▶ **WHAT IS NEEDED**:
Omit all images. Transcribe the rest of the material below exactly.

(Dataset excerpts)
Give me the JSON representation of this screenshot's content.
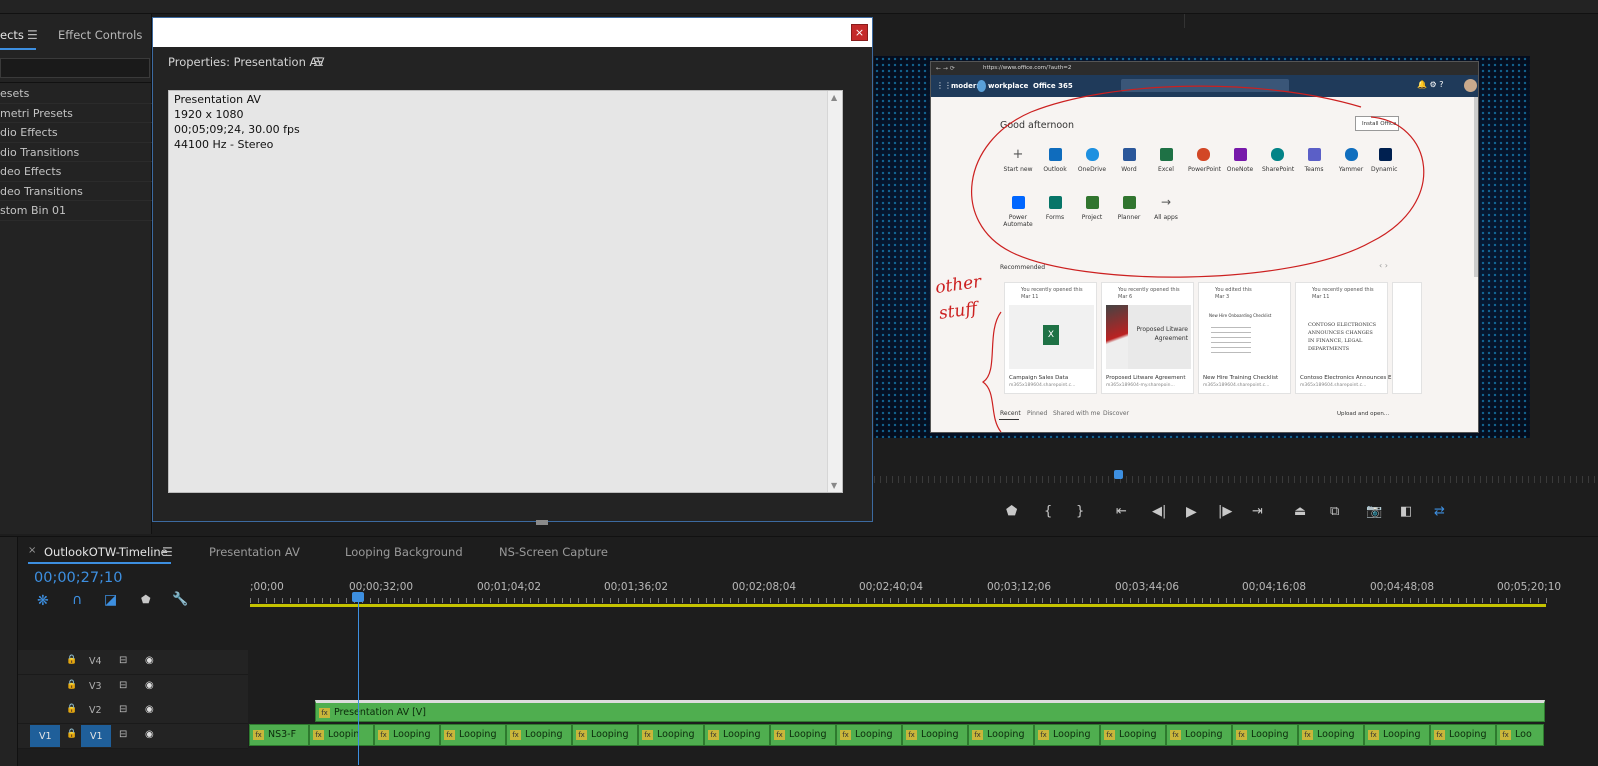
{
  "effects_panel": {
    "tab_effects": "ects",
    "tab_effect_controls": "Effect Controls",
    "items": [
      "esets",
      "metri Presets",
      "dio Effects",
      "dio Transitions",
      "deo Effects",
      "deo Transitions",
      "stom Bin 01"
    ]
  },
  "dialog": {
    "close_label": "×",
    "header": "Properties: Presentation AV",
    "lines": [
      "Presentation AV",
      "1920 x 1080",
      "00;05;09;24, 30.00 fps",
      "44100 Hz - Stereo"
    ]
  },
  "program_monitor": {
    "url": "https://www.office.com/?auth=2",
    "brand_left": "modern",
    "brand_right": "workplace",
    "office_label": "Office 365",
    "greeting": "Good afternoon",
    "install_label": "Install Office",
    "apps_row1": [
      "Start new",
      "Outlook",
      "OneDrive",
      "Word",
      "Excel",
      "PowerPoint",
      "OneNote",
      "SharePoint",
      "Teams",
      "Yammer",
      "Dynamic 365"
    ],
    "apps_row2": [
      "Power Automate",
      "Forms",
      "Project",
      "Planner",
      "All apps"
    ],
    "recommended": "Recommended",
    "cards": [
      {
        "meta": "You recently opened this",
        "date": "Mar 11",
        "title": "Campaign Sales Data",
        "sub": "m365x189604.sharepoint.c...",
        "thumb_text": ""
      },
      {
        "meta": "You recently opened this",
        "date": "Mar 6",
        "title": "Proposed Litware Agreement",
        "sub": "m365x189604-my.sharepoin...",
        "thumb_text": "Proposed Litware Agreement"
      },
      {
        "meta": "You edited this",
        "date": "Mar 3",
        "title": "New Hire Training Checklist",
        "sub": "m365x189604.sharepoint.c...",
        "thumb_text": "New Hire Onboarding Checklist"
      },
      {
        "meta": "You recently opened this",
        "date": "Mar 11",
        "title": "Contoso Electronics Announces Ele...",
        "sub": "m365x189604.sharepoint.c...",
        "thumb_text": "CONTOSO ELECTRONICS ANNOUNCES CHANGES IN FINANCE, LEGAL DEPARTMENTS"
      }
    ],
    "bottom_tabs": [
      "Recent",
      "Pinned",
      "Shared with me",
      "Discover"
    ],
    "upload_label": "Upload and open...",
    "annotation_text": "other stuff",
    "colors": {
      "annotation": "#cc2020",
      "o365_bar": "#1f3a5a",
      "monitor_bg": "#061a36"
    }
  },
  "timeline": {
    "close_label": "×",
    "tabs": [
      "OutlookOTW-Timeline",
      "Presentation AV",
      "Looping Background",
      "NS-Screen Capture"
    ],
    "timecode": "00;00;27;10",
    "ruler_labels": [
      ";00;00",
      "00;00;32;00",
      "00;01;04;02",
      "00;01;36;02",
      "00;02;08;04",
      "00;02;40;04",
      "00;03;12;06",
      "00;03;44;06",
      "00;04;16;08",
      "00;04;48;08",
      "00;05;20;10"
    ],
    "tracks": [
      "V4",
      "V3",
      "V2",
      "V1"
    ],
    "v1_source_label": "V1",
    "v2_clip": "Presentation AV [V]",
    "v1_clips": [
      "NS3-F",
      "Loopin",
      "Looping",
      "Looping",
      "Looping",
      "Looping",
      "Looping",
      "Looping",
      "Looping",
      "Looping",
      "Looping",
      "Looping",
      "Looping",
      "Looping",
      "Looping",
      "Looping",
      "Looping",
      "Looping",
      "Looping",
      "Loo"
    ],
    "colors": {
      "clip": "#4fae4f",
      "timecode": "#3d8fe0",
      "work_area": "#c4c200"
    }
  }
}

▶ **OUTPUT FOR THIS TASK**:
Give me the JSON representation of this screenshot's content.
{
  "effects_panel": {
    "tab_effects": "ects",
    "tab_effect_controls": "Effect Controls",
    "items": [
      "esets",
      "metri Presets",
      "dio Effects",
      "dio Transitions",
      "deo Effects",
      "deo Transitions",
      "stom Bin 01"
    ]
  },
  "dialog": {
    "close_label": "×",
    "header": "Properties: Presentation AV",
    "lines": [
      "Presentation AV",
      "1920 x 1080",
      "00;05;09;24, 30.00 fps",
      "44100 Hz - Stereo"
    ]
  },
  "program_monitor": {
    "url": "https://www.office.com/?auth=2",
    "brand_left": "modern",
    "brand_right": "workplace",
    "office_label": "Office 365",
    "greeting": "Good afternoon",
    "install_label": "Install Office",
    "apps_row1": [
      "Start new",
      "Outlook",
      "OneDrive",
      "Word",
      "Excel",
      "PowerPoint",
      "OneNote",
      "SharePoint",
      "Teams",
      "Yammer",
      "Dynamic 365"
    ],
    "apps_row2": [
      "Power Automate",
      "Forms",
      "Project",
      "Planner",
      "All apps"
    ],
    "recommended": "Recommended",
    "cards": [
      {
        "meta": "You recently opened this",
        "date": "Mar 11",
        "title": "Campaign Sales Data",
        "sub": "m365x189604.sharepoint.c...",
        "thumb_text": ""
      },
      {
        "meta": "You recently opened this",
        "date": "Mar 6",
        "title": "Proposed Litware Agreement",
        "sub": "m365x189604-my.sharepoin...",
        "thumb_text": "Proposed Litware Agreement"
      },
      {
        "meta": "You edited this",
        "date": "Mar 3",
        "title": "New Hire Training Checklist",
        "sub": "m365x189604.sharepoint.c...",
        "thumb_text": "New Hire Onboarding Checklist"
      },
      {
        "meta": "You recently opened this",
        "date": "Mar 11",
        "title": "Contoso Electronics Announces Ele...",
        "sub": "m365x189604.sharepoint.c...",
        "thumb_text": "CONTOSO ELECTRONICS ANNOUNCES CHANGES IN FINANCE, LEGAL DEPARTMENTS"
      }
    ],
    "bottom_tabs": [
      "Recent",
      "Pinned",
      "Shared with me",
      "Discover"
    ],
    "upload_label": "Upload and open...",
    "annotation_text": "other stuff",
    "colors": {
      "annotation": "#cc2020",
      "o365_bar": "#1f3a5a",
      "monitor_bg": "#061a36"
    }
  },
  "timeline": {
    "close_label": "×",
    "tabs": [
      "OutlookOTW-Timeline",
      "Presentation AV",
      "Looping Background",
      "NS-Screen Capture"
    ],
    "timecode": "00;00;27;10",
    "ruler_labels": [
      ";00;00",
      "00;00;32;00",
      "00;01;04;02",
      "00;01;36;02",
      "00;02;08;04",
      "00;02;40;04",
      "00;03;12;06",
      "00;03;44;06",
      "00;04;16;08",
      "00;04;48;08",
      "00;05;20;10"
    ],
    "tracks": [
      "V4",
      "V3",
      "V2",
      "V1"
    ],
    "v1_source_label": "V1",
    "v2_clip": "Presentation AV [V]",
    "v1_clips": [
      "NS3-F",
      "Loopin",
      "Looping",
      "Looping",
      "Looping",
      "Looping",
      "Looping",
      "Looping",
      "Looping",
      "Looping",
      "Looping",
      "Looping",
      "Looping",
      "Looping",
      "Looping",
      "Looping",
      "Looping",
      "Looping",
      "Looping",
      "Loo"
    ],
    "colors": {
      "clip": "#4fae4f",
      "timecode": "#3d8fe0",
      "work_area": "#c4c200"
    }
  }
}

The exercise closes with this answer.